FRAGMENTO ELEGIDO –
┌──

Un episodio ocurrido antes de la caída de Jerusalén tendría un impacto insospechado en los siglos por venir, y en buena parte garantizaría la supervivencia del Judaísmo: Yojanán ben Zakái, un sabio muy respetado, se persuadió de que Jerusalén no podría resistir ante la fuerza militar del imperio. Pidió una audiencia con el general –y luego emperador– Vespasiano, y le solicitó permiso para abrir una academia judaica en el pueblo de Yavne; por lo visto, Vespasiano no tuvo inconveniente. Tras la caída de Jerusalén, Yavne se convirtió en el principal centro de estudios y difusión de la fe y conocimiento de Éretz Israel, e incluso comenzó a recibir parte de los donativos que antes se dirigían al Templo; esta academia pasó a ocupar el puesto del Sanhedrín o Corte Suprema, con una autoridad reconocida tanto en el país como en la diáspora, y cumpliría un papel fundamental en la conservación del Judaísmo.
Los judíos que vivían fuera de Judea también resentían el dominio romano. Entre los años 115 y 117, aprovechando que el emperador Trajano estaba envuelto en una guerra de conquista en Partia (Mesopotamia), estallaron violentas revueltas judías en Egipto, Chipre y Cirenaica (norte de Libia). Probablemente el objetivo era marchar luego a Judea y recuperar su control político; de hecho, los judíos de Babilonia se unieron a los partos contra Roma. Pero estos levantamientos terminaron siendo aplastados por las legiones, a un enorme costo en vidas para ambos bandos.

└──

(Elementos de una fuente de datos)
┌──

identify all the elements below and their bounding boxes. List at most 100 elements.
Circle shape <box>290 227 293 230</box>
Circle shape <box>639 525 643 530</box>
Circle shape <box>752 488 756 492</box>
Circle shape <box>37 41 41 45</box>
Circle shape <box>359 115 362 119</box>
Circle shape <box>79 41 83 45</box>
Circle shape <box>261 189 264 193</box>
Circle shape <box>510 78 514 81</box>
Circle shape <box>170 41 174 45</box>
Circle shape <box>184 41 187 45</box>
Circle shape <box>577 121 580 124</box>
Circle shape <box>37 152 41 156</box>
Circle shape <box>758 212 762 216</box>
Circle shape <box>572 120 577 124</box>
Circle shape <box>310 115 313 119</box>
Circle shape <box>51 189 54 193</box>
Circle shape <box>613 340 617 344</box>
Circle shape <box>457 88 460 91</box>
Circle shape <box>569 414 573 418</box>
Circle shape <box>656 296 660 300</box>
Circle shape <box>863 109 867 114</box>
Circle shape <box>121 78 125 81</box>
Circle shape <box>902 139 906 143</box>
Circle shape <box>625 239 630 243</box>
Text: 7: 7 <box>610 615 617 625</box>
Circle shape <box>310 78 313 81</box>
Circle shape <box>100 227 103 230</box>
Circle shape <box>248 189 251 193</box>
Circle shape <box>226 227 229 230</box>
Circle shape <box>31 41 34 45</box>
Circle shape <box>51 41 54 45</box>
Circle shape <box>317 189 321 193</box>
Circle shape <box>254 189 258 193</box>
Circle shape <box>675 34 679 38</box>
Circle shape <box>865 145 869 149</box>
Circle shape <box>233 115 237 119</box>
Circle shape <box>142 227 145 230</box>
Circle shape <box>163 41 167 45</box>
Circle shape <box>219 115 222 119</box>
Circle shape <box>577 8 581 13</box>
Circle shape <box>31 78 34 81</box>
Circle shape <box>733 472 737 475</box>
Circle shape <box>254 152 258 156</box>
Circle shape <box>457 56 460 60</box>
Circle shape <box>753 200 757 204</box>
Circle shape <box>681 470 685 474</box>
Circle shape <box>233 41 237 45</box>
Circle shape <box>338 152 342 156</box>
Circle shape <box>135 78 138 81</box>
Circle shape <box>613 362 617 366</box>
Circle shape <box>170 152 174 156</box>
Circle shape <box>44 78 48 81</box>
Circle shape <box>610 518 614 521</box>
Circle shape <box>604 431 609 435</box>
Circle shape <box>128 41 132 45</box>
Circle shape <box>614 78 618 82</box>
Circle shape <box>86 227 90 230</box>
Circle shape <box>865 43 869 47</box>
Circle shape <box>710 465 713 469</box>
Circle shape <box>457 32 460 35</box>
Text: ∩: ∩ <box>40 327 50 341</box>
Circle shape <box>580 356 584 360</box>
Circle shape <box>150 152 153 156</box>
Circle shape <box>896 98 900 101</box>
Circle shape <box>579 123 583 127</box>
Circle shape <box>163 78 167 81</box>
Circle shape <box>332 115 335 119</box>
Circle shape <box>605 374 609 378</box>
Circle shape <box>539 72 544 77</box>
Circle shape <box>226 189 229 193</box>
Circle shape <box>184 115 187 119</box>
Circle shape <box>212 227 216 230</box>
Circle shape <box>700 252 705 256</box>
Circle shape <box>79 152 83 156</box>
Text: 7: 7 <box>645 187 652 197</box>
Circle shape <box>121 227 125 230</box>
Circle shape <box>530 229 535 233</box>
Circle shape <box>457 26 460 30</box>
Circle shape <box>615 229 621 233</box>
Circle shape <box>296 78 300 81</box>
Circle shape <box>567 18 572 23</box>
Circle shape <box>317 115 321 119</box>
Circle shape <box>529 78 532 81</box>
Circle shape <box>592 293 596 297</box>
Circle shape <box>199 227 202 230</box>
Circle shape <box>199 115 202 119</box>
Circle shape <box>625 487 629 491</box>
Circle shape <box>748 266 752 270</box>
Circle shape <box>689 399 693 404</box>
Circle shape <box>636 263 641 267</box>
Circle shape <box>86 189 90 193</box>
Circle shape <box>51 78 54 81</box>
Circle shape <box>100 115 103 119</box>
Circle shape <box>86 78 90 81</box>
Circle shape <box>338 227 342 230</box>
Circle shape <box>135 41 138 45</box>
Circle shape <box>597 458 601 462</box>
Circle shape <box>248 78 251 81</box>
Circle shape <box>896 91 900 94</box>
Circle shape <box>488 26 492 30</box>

└──

RETO 1 –
Saca del fragmento elegido el pasaje que empieza en "Los judíos que" y acaba en "para ambos bandos.", copiado palabra por palabra.
RETO 2 –
Según el fragmento elegido, ¿en qué pueblo pidió Yojanán ben Zakái permiso para abrir una academia judaica?

RESPUESTA COMPLETA 1 –
Los judíos que vivían fuera de Judea también resentían el dominio romano. Entre los años 115 y 117, aprovechando que el emperador Trajano estaba envuelto en una guerra de conquista en Partia (Mesopotamia), estallaron violentas revueltas judías en Egipto, Chipre y Cirenaica (norte de Libia). Probablemente el objetivo era marchar luego a Judea y recuperar su control político; de hecho, los judíos de Babilonia se unieron a los partos contra Roma. Pero estos levantamientos terminaron siendo aplastados por las legiones, a un enorme costo en vidas para ambos bandos.

RESPUESTA COMPLETA 2 –
En Yavne.